**YOUR INSTRUCTIONS:** Each entry below is to be printed verbatim.
** Start DATA PROVIDED **
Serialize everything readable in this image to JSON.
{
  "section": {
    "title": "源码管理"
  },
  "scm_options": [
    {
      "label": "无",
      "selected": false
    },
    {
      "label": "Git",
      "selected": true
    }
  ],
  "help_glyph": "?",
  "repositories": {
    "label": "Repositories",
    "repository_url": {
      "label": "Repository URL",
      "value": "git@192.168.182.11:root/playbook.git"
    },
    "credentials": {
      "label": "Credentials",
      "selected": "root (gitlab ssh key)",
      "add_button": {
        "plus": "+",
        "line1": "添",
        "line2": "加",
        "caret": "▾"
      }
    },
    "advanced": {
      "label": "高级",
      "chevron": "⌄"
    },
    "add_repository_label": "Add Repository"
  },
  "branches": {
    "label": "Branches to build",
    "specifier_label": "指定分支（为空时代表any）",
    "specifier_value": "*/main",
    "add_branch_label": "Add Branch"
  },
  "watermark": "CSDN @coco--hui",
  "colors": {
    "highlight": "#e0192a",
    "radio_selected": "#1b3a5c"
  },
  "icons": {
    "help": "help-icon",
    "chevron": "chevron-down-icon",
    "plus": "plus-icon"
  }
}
** End DATA PROVIDED **
**WRITTEN ANSWER:**
Serialize everything readable in this image to JSON.
{
  "section": {
    "title": "源码管理"
  },
  "scm_options": [
    {
      "label": "无",
      "selected": false
    },
    {
      "label": "Git",
      "selected": true
    }
  ],
  "help_glyph": "?",
  "repositories": {
    "label": "Repositories",
    "repository_url": {
      "label": "Repository URL",
      "value": "git@192.168.182.11:root/playbook.git"
    },
    "credentials": {
      "label": "Credentials",
      "selected": "root (gitlab ssh key)",
      "add_button": {
        "plus": "+",
        "line1": "添",
        "line2": "加",
        "caret": "▾"
      }
    },
    "advanced": {
      "label": "高级",
      "chevron": "⌄"
    },
    "add_repository_label": "Add Repository"
  },
  "branches": {
    "label": "Branches to build",
    "specifier_label": "指定分支（为空时代表any）",
    "specifier_value": "*/main",
    "add_branch_label": "Add Branch"
  },
  "watermark": "CSDN @coco--hui",
  "colors": {
    "highlight": "#e0192a",
    "radio_selected": "#1b3a5c"
  },
  "icons": {
    "help": "help-icon",
    "chevron": "chevron-down-icon",
    "plus": "plus-icon"
  }
}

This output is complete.